> **SELECTED EXCERPT**:
(begin)
Midterm Interaction Lab

Plants VS Zombies – Lane Berat

 

  1. Context

 

The goal of our midterm project was to create something that demonstrated great interaction between humans and computers while also being extremely fun and engaging. This project is a zombie shooting game based off an app, where plants are used to shoot zombies. This interpretation of the game, with the two zombies as targets, where the player had to shoot down with a laser plant before it could reach the other side. When the target is hit, the target stops and the player loses. When the players shoot with a laser, our device receives and responds to it, triggering my understanding and definition of interaction.

 

General functionality:

 

To make our ideas a reality, on each of the targets, we used (LDR) and a servo motor to make the zombie move side to side. At first, we were thinking of using a servo motor connecting it to a piece of cardboard to make the zombie move. We then realized it wasn’t very efficient so we made cardboard conveyor belts that worked better with our project. We then added two joysticks to control both motors so that one player could control the zombies by moving left or right. We put light sensors in the zombie’s head and a light detector that would light up red if light was detected so we would know if the light was hitting the zombie. Using arcade buttons connected to super bright LED lights so a player could control the lights.
(end)
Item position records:
(begin)
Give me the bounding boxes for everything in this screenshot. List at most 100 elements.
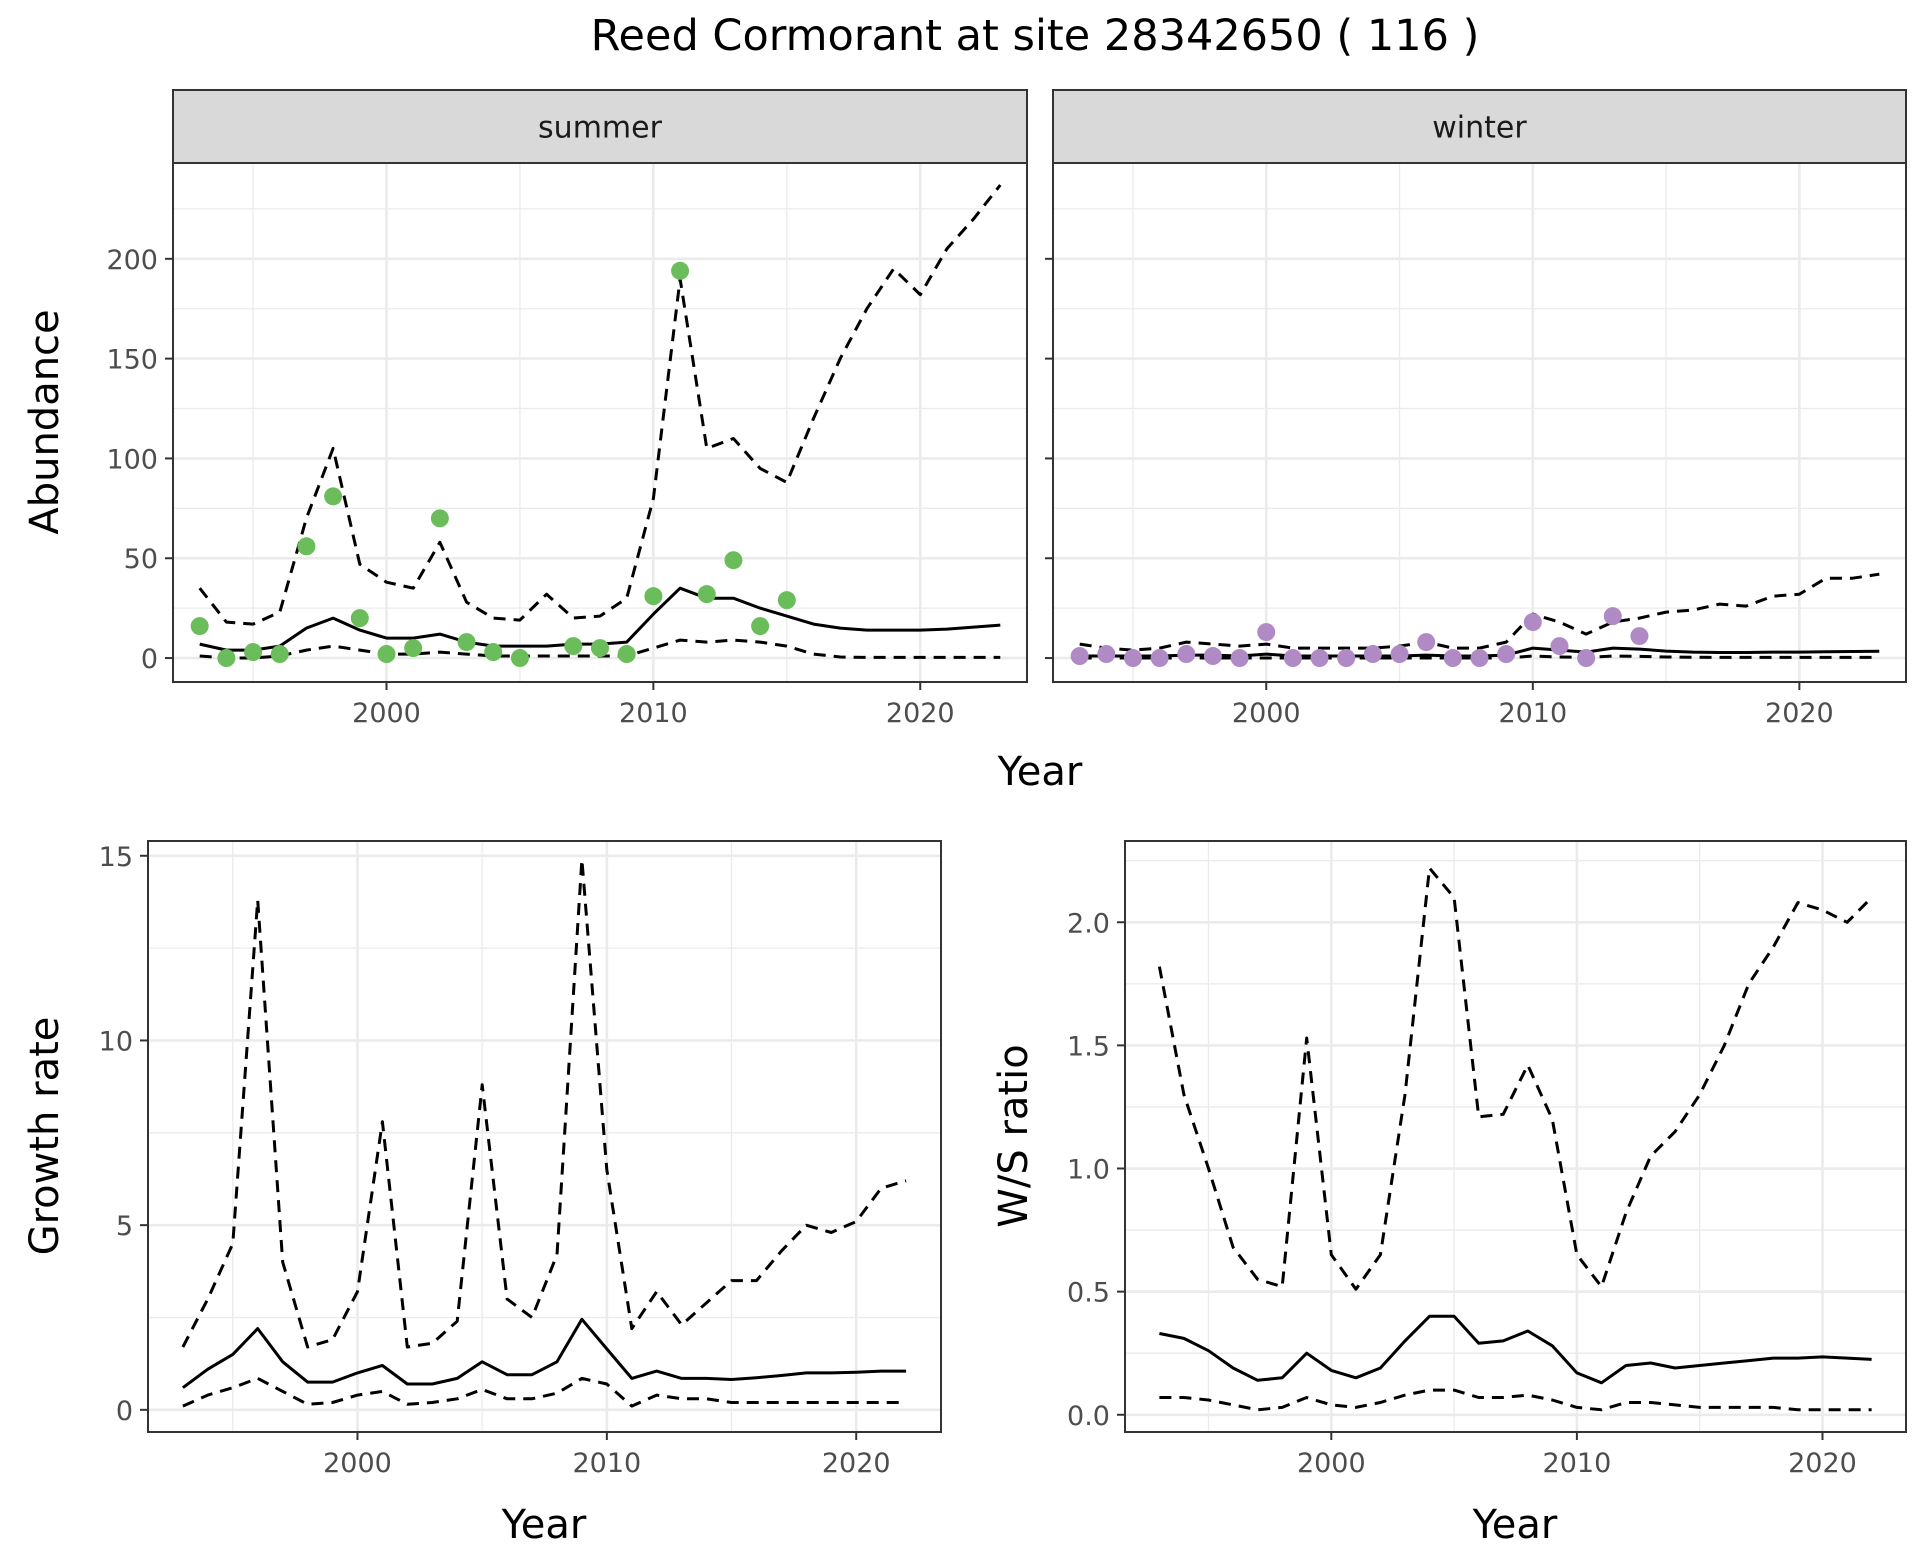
data-point	[1097, 645, 1116, 664]
data-point	[1470, 649, 1489, 668]
interval-line-2	[1159, 1388, 1872, 1412]
y-axis-title: W/S ratio	[991, 1044, 1037, 1227]
y-axis-title: Abundance	[22, 309, 68, 534]
estimate-line-0	[1159, 1314, 1872, 1385]
data-point	[777, 591, 796, 610]
y-tick-label: 1.0	[1067, 1155, 1110, 1186]
y-axis-title: Growth rate	[22, 1017, 68, 1256]
data-point	[1390, 645, 1409, 664]
x-tick-label: 2020	[1765, 698, 1834, 729]
data-point	[457, 633, 476, 652]
y-tick-label: 5	[116, 1211, 133, 1242]
data-point	[1123, 649, 1142, 668]
data-point	[217, 649, 236, 668]
y-tick-label: 10	[99, 1026, 133, 1057]
data-point	[484, 643, 503, 662]
facet-label: summer	[538, 111, 663, 146]
panel-background	[148, 841, 941, 1432]
y-tick-label: 0.5	[1067, 1278, 1110, 1309]
data-point	[1283, 649, 1302, 668]
data-point	[591, 639, 609, 658]
data-point	[324, 487, 343, 506]
x-tick-label: 2010	[1543, 1448, 1612, 1479]
x-tick-label: 2020	[822, 1448, 891, 1479]
y-tick-label: 150	[106, 345, 158, 376]
panel-ws_ratio: 2000 2010 2020 0.0 0.5 1.0 1.5 2.0 W/S ratio Year	[991, 840, 1907, 1548]
x-tick-label: 2000	[323, 1448, 392, 1479]
chart-title: Reed Cormorant at site 28342650 ( 116 )	[591, 11, 1480, 61]
interval-line-2	[1079, 654, 1880, 660]
data-point	[1577, 649, 1596, 668]
data-point	[671, 261, 690, 280]
data-point	[1257, 623, 1276, 642]
data-point	[1070, 647, 1089, 666]
y-tick-label: 2.0	[1067, 908, 1110, 939]
data-point	[617, 645, 636, 664]
interval-line-1	[181, 858, 907, 1349]
data-point	[1363, 645, 1382, 664]
x-axis-title: Year	[1472, 1502, 1558, 1548]
data-point	[1497, 645, 1516, 664]
data-point	[1550, 637, 1569, 656]
data-point	[1310, 649, 1329, 668]
facet-strip	[172, 89, 1028, 164]
data-point	[1630, 627, 1649, 646]
data-point	[244, 643, 263, 662]
data-point	[430, 509, 449, 528]
estimate-line-0	[182, 1317, 907, 1389]
panel-background	[1125, 841, 1906, 1432]
panel-winter: winter 2000 2010 2020	[1045, 89, 1907, 729]
interval-line-1	[198, 184, 1002, 626]
x-tick-label: 2010	[1498, 698, 1567, 729]
panel-border	[147, 840, 942, 1433]
x-axis-title-shared: Year	[997, 749, 1083, 795]
y-tick-label: 50	[124, 544, 158, 575]
panel-growth: 2000 2010 2020 0 5 10 15 Growth rate Year	[22, 840, 942, 1548]
data-point	[697, 585, 716, 604]
facet-strip	[1052, 89, 1907, 164]
data-point	[1203, 647, 1222, 666]
data-point	[350, 609, 369, 628]
x-tick-label: 2000	[1232, 698, 1301, 729]
data-point	[1177, 645, 1196, 664]
x-tick-label: 2020	[886, 698, 955, 729]
panel-background	[1053, 163, 1906, 682]
data-point	[644, 587, 663, 606]
data-point	[270, 645, 289, 664]
y-tick-label: 200	[106, 245, 158, 276]
x-tick-label: 2000	[352, 698, 421, 729]
data-point	[724, 551, 743, 570]
panel-background	[173, 163, 1027, 682]
data-point	[1443, 649, 1462, 668]
x-tick-label: 2000	[1297, 1448, 1366, 1479]
interval-line-2	[182, 1376, 907, 1408]
facet-label: winter	[1432, 111, 1527, 146]
x-tick-label: 2010	[572, 1448, 641, 1479]
y-tick-label: 1.5	[1067, 1031, 1110, 1062]
interval-line-1	[1079, 572, 1880, 652]
x-tick-label: 2020	[1788, 1448, 1857, 1479]
data-point	[297, 537, 316, 556]
data-point	[510, 649, 529, 668]
data-point	[751, 617, 770, 636]
x-tick-label: 2010	[619, 698, 688, 729]
y-tick-label: 15	[99, 842, 133, 873]
interval-line-1	[1157, 866, 1873, 1291]
data-point	[1417, 633, 1436, 652]
data-point	[190, 617, 209, 636]
y-tick-label: 0.0	[1067, 1401, 1110, 1432]
data-point	[404, 639, 423, 658]
data-point	[1230, 649, 1249, 668]
data-point	[1150, 649, 1169, 668]
y-tick-label: 0	[116, 1396, 133, 1427]
data-point	[377, 645, 396, 664]
panel-border	[1124, 840, 1907, 1433]
panel-summer: summer 2000 2010 2020 0 50 100 150 200 Abundance	[22, 89, 1028, 729]
y-tick-label: 100	[106, 444, 158, 475]
data-point	[1523, 613, 1542, 632]
x-axis-title: Year	[501, 1502, 587, 1548]
data-point	[564, 637, 583, 656]
y-tick-label: 0	[141, 644, 158, 675]
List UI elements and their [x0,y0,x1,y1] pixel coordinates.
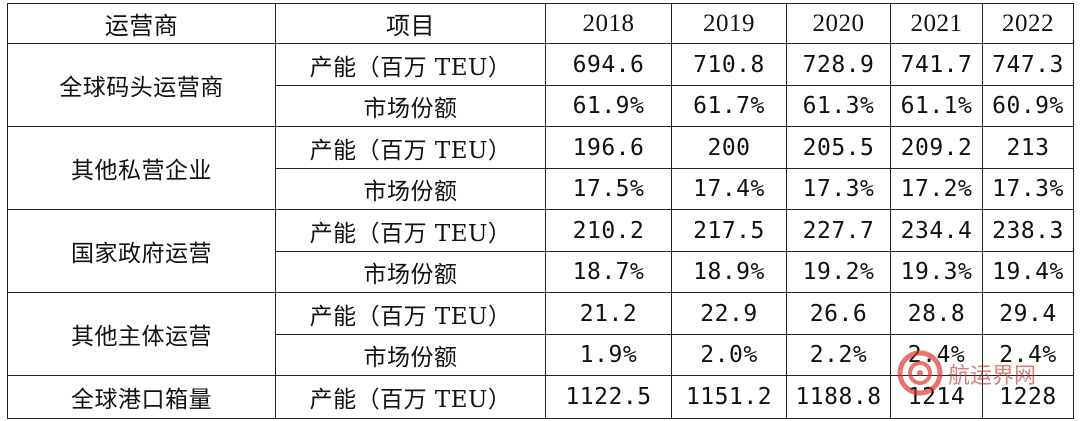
table-row: 其他私营企业 产能（百万 TEU） 196.6 200 205.5 209.2 … [7,126,1074,210]
row-item-label: 产能（百万 TEU） [275,43,546,86]
group-name: 全球码头运营商 [7,43,276,127]
capacity-share-table: 运营商 项目 2018 2019 2020 2021 2022 全球码头运营商 … [7,3,1074,419]
table-cell: 28.8 [890,292,983,335]
table-cell: 200 [671,126,787,169]
row-item-label: 产能（百万 TEU） [275,375,546,419]
table-cell: 17.4% [671,168,787,210]
row-item-label: 市场份额 [275,168,546,210]
table-row: 市场份额 61.9% 61.7% 61.3% 61.1% 60.9% [8,85,1074,127]
table-cell: 18.7% [545,251,672,293]
group-name: 其他私营企业 [7,126,276,210]
table-cell: 728.9 [786,43,891,86]
table-cell: 710.8 [671,43,787,86]
group-name: 国家政府运营 [7,209,276,293]
total-name: 全球港口箱量 [7,375,276,419]
table-cell: 1.9% [545,334,672,376]
table-cell: 1151.2 [671,375,787,419]
table-cell: 217.5 [671,209,787,252]
table-cell: 213 [982,126,1074,169]
header-year-2018: 2018 [545,3,672,44]
header-year-2021: 2021 [890,3,983,44]
table-cell: 17.3% [982,168,1074,210]
table-row: 市场份额 18.7% 18.9% 19.2% 19.3% 19.4% [8,251,1074,293]
table-cell: 19.3% [890,251,983,293]
table-cell: 61.9% [545,85,672,127]
table-row: 国家政府运营 产能（百万 TEU） 210.2 217.5 227.7 234.… [7,209,1074,293]
table-cell: 61.7% [671,85,787,127]
table-cell: 19.4% [982,251,1074,293]
watermark-text: 航运界网 [948,364,1036,389]
header-year-2022: 2022 [982,3,1074,44]
table-cell: 694.6 [545,43,672,86]
row-item-label: 市场份额 [275,334,546,376]
table-cell: 2.2% [786,334,891,376]
row-item-label: 市场份额 [275,85,546,127]
table-cell: 17.3% [786,168,891,210]
header-year-2019: 2019 [671,3,787,44]
row-item-label: 产能（百万 TEU） [275,209,546,252]
header-row: 运营商 项目 2018 2019 2020 2021 2022 [7,3,1074,44]
row-item-label: 产能（百万 TEU） [275,126,546,169]
table-cell: 17.5% [545,168,672,210]
header-operator: 运营商 [7,3,276,44]
total-row: 全球港口箱量 产能（百万 TEU） 1122.5 1151.2 1188.8 1… [7,375,1074,419]
table-cell: 61.1% [890,85,983,127]
row-item-label: 产能（百万 TEU） [275,292,546,335]
watermark-logo: 航运界网 [897,350,1036,396]
table-cell: 17.2% [890,168,983,210]
table-cell: 21.2 [545,292,672,335]
table-cell: 227.7 [786,209,891,252]
table-cell: 61.3% [786,85,891,127]
table-row: 市场份额 1.9% 2.0% 2.2% 2.4% 2.4% [8,334,1074,376]
table-cell: 2.0% [671,334,787,376]
table-row: 其他主体运营 产能（百万 TEU） 21.2 22.9 26.6 28.8 29… [7,292,1074,376]
table-cell: 19.2% [786,251,891,293]
table-cell: 205.5 [786,126,891,169]
row-item-label: 市场份额 [275,251,546,293]
target-icon [897,350,943,396]
table-cell: 29.4 [982,292,1074,335]
group-name: 其他主体运营 [7,292,276,376]
table-cell: 1228 [982,375,1074,419]
table-cell: 60.9% [982,85,1074,127]
table-cell: 741.7 [890,43,983,86]
table-cell: 26.6 [786,292,891,335]
table-row: 全球码头运营商 产能（百万 TEU） 694.6 710.8 728.9 741… [7,43,1074,127]
header-year-2020: 2020 [786,3,891,44]
table-cell: 1188.8 [786,375,891,419]
table-cell: 210.2 [545,209,672,252]
table-cell: 2.4% [982,334,1074,376]
table-cell: 18.9% [671,251,787,293]
table-cell: 196.6 [545,126,672,169]
table-cell: 1122.5 [545,375,672,419]
table-cell: 22.9 [671,292,787,335]
header-item: 项目 [275,3,546,44]
table-cell: 238.3 [982,209,1074,252]
table-cell: 747.3 [982,43,1074,86]
table-cell: 234.4 [890,209,983,252]
table-cell: 209.2 [890,126,983,169]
(end)
> **SHORT TASK 1**:
Can you edit the stretch of the lab write-up from "Plants VS Zombies" through "definition of interaction." so that "laser" becomes "beam"?
> **SHORT TASK 2**:
Could you copy the stretch of the records from the line containing "table-row: 其他私营企业 产能（百万" through the line containing "row-item-label: 市场份额 [275,168,546,210]" without any changes?
These records are unrelated to the lab write-up.

> **OUTPUT 1**:
Plants VS Zombies – Lane Berat

 

  1. Context

 

The goal of our midterm project was to create something that demonstrated great interaction between humans and computers while also being extremely fun and engaging. This project is a zombie shooting game based off an app, where plants are used to shoot zombies. This interpretation of the game, with the two zombies as targets, where the player had to shoot down with a beam plant before it could reach the other side. When the target is hit, the target stops and the player loses. When the players shoot with a beam, our device receives and responds to it, triggering my understanding and definition of interaction.

> **OUTPUT 2**:
table-row: 其他私营企业 产能（百万 TEU） 196.6 200 205.5 209.2 … [7,126,1074,210]
row-item-label: 产能（百万 TEU） [275,43,546,86]
group-name: 全球码头运营商 [7,43,276,127]
capacity-share-table: 运营商 项目 2018 2019 2020 2021 2022 全球码头运营商 … [7,3,1074,419]
table-cell: 28.8 [890,292,983,335]
table-cell: 200 [671,126,787,169]
row-item-label: 产能（百万 TEU） [275,375,546,419]
table-cell: 17.4% [671,168,787,210]
row-item-label: 市场份额 [275,168,546,210]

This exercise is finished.